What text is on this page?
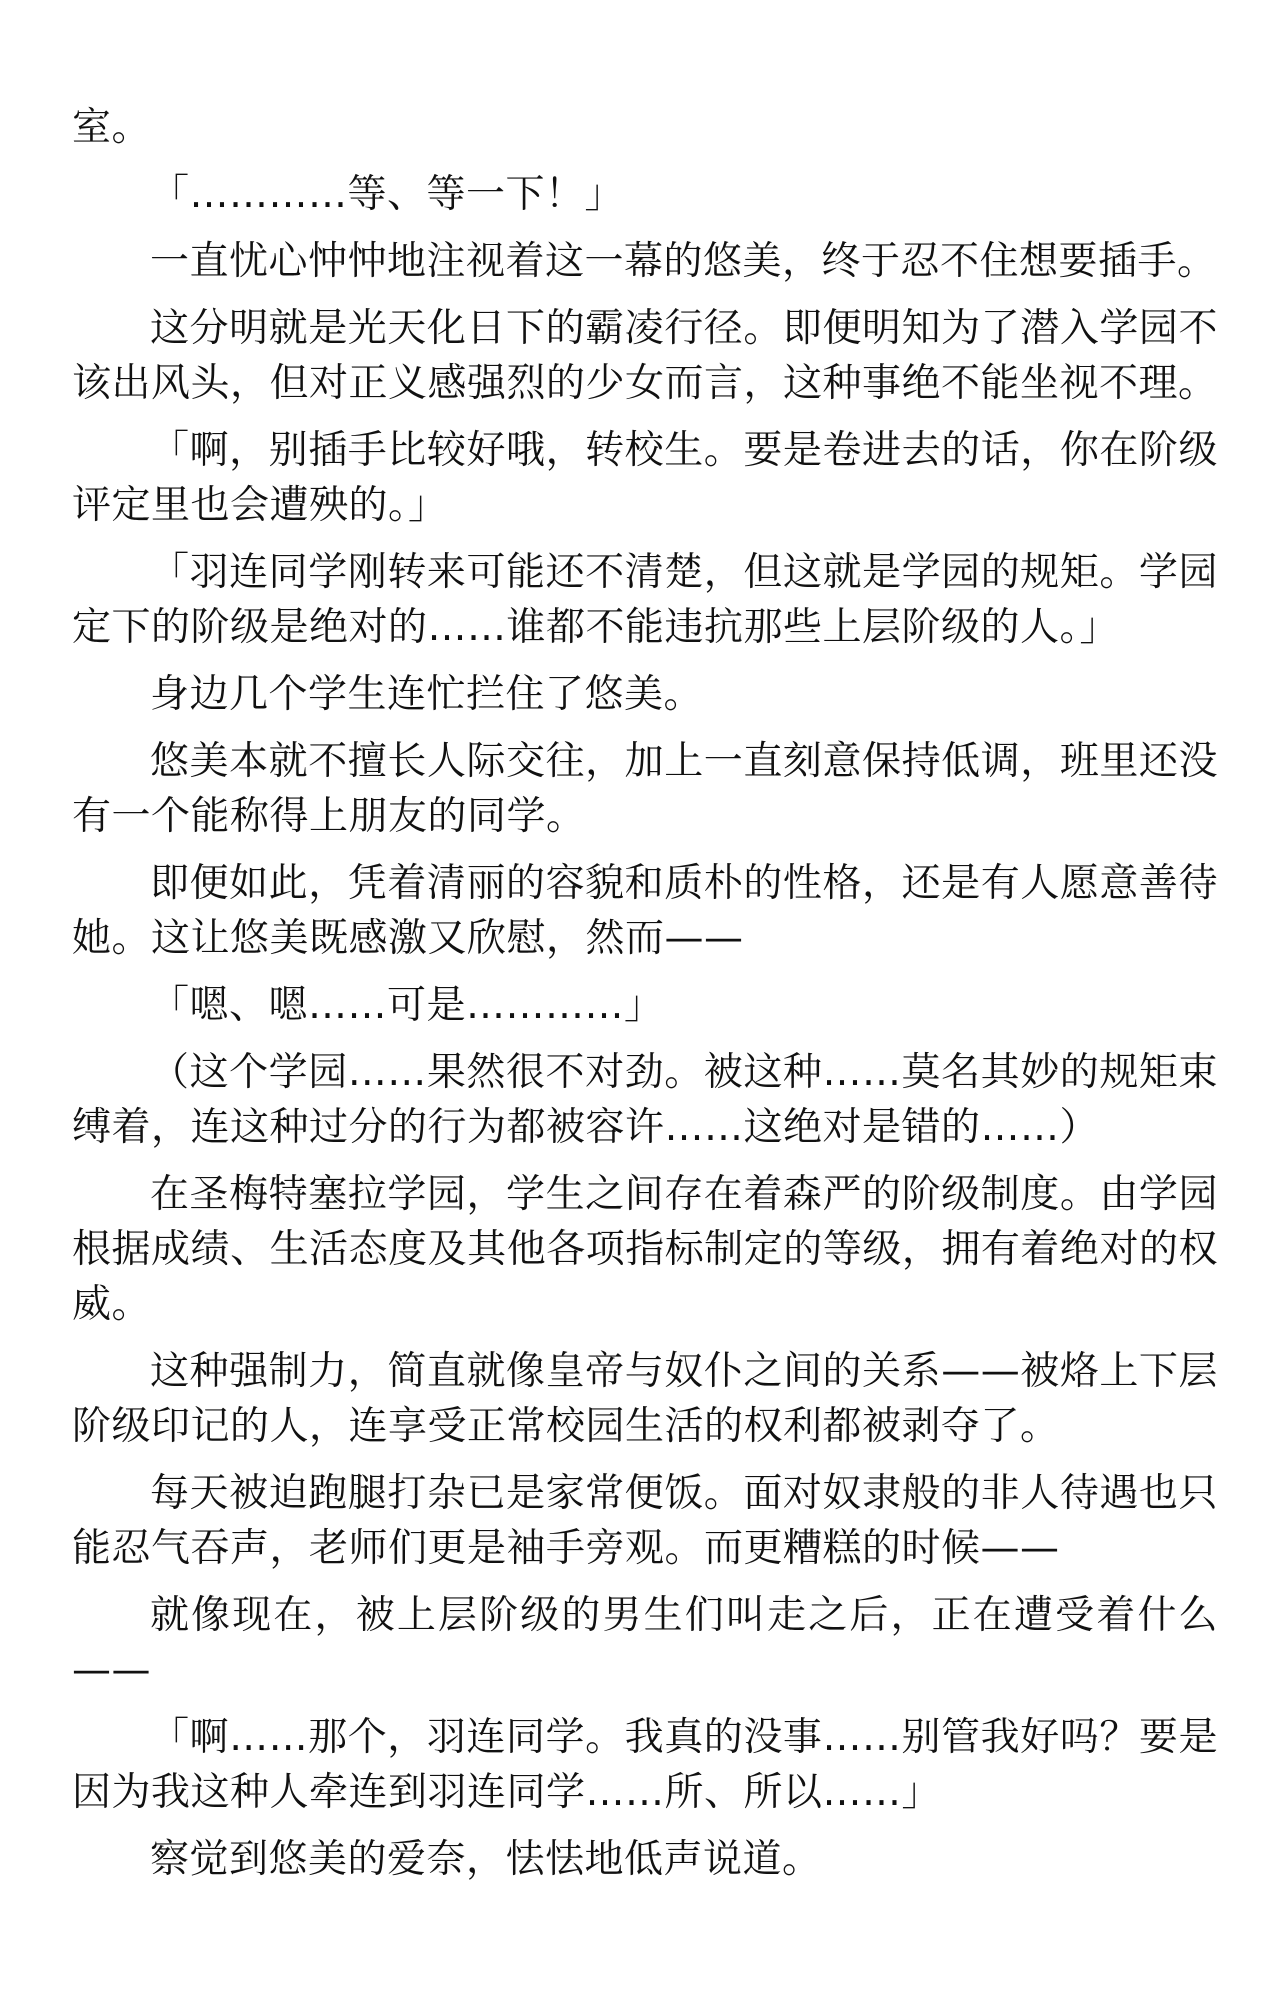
室。

「…………等、等一下！」

一直忧心忡忡地注视着这一幕的悠美，终于忍不住想要插手。

这分明就是光天化日下的霸凌行径。即便明知为了潜入学园不该出风头，但对正义感强烈的少女而言，这种事绝不能坐视不理。

「啊，别插手比较好哦，转校生。要是卷进去的话，你在阶级评定里也会遭殃的。」

「羽连同学刚转来可能还不清楚，但这就是学园的规矩。学园定下的阶级是绝对的……谁都不能违抗那些上层阶级的人。」

身边几个学生连忙拦住了悠美。

悠美本就不擅长人际交往，加上一直刻意保持低调，班里还没有一个能称得上朋友的同学。

即便如此，凭着清丽的容貌和质朴的性格，还是有人愿意善待她。这让悠美既感激又欣慰，然而——

「嗯、嗯……可是…………」

（这个学园……果然很不对劲。被这种……莫名其妙的规矩束缚着，连这种过分的行为都被容许……这绝对是错的……）

在圣梅特塞拉学园，学生之间存在着森严的阶级制度。由学园根据成绩、生活态度及其他各项指标制定的等级，拥有着绝对的权威。

这种强制力，简直就像皇帝与奴仆之间的关系——被烙上下层阶级印记的人，连享受正常校园生活的权利都被剥夺了。

每天被迫跑腿打杂已是家常便饭。面对奴隶般的非人待遇也只能忍气吞声，老师们更是袖手旁观。而更糟糕的时候——

就像现在，被上层阶级的男生们叫走之后，正在遭受着什么——

「啊……那个，羽连同学。我真的没事……别管我好吗？要是因为我这种人牵连到羽连同学……所、所以……」

察觉到悠美的爱奈，怯怯地低声说道。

----------

__WORK REQUIRED__.
Transcribe the records above verbatim. Do not carry over any picture.

__FINAL ANSWER__.
What text is on this page?
室。

「…………等、等一下！」

一直忧心忡忡地注视着这一幕的悠美，终于忍不住想要插手。

这分明就是光天化日下的霸凌行径。即便明知为了潜入学园不该出风头，但对正义感强烈的少女而言，这种事绝不能坐视不理。

「啊，别插手比较好哦，转校生。要是卷进去的话，你在阶级评定里也会遭殃的。」

「羽连同学刚转来可能还不清楚，但这就是学园的规矩。学园定下的阶级是绝对的……谁都不能违抗那些上层阶级的人。」

身边几个学生连忙拦住了悠美。

悠美本就不擅长人际交往，加上一直刻意保持低调，班里还没有一个能称得上朋友的同学。

即便如此，凭着清丽的容貌和质朴的性格，还是有人愿意善待她。这让悠美既感激又欣慰，然而——

「嗯、嗯……可是…………」

（这个学园……果然很不对劲。被这种……莫名其妙的规矩束缚着，连这种过分的行为都被容许……这绝对是错的……）

在圣梅特塞拉学园，学生之间存在着森严的阶级制度。由学园根据成绩、生活态度及其他各项指标制定的等级，拥有着绝对的权威。

这种强制力，简直就像皇帝与奴仆之间的关系——被烙上下层阶级印记的人，连享受正常校园生活的权利都被剥夺了。

每天被迫跑腿打杂已是家常便饭。面对奴隶般的非人待遇也只能忍气吞声，老师们更是袖手旁观。而更糟糕的时候——

就像现在，被上层阶级的男生们叫走之后，正在遭受着什么——

「啊……那个，羽连同学。我真的没事……别管我好吗？要是因为我这种人牵连到羽连同学……所、所以……」

察觉到悠美的爱奈，怯怯地低声说道。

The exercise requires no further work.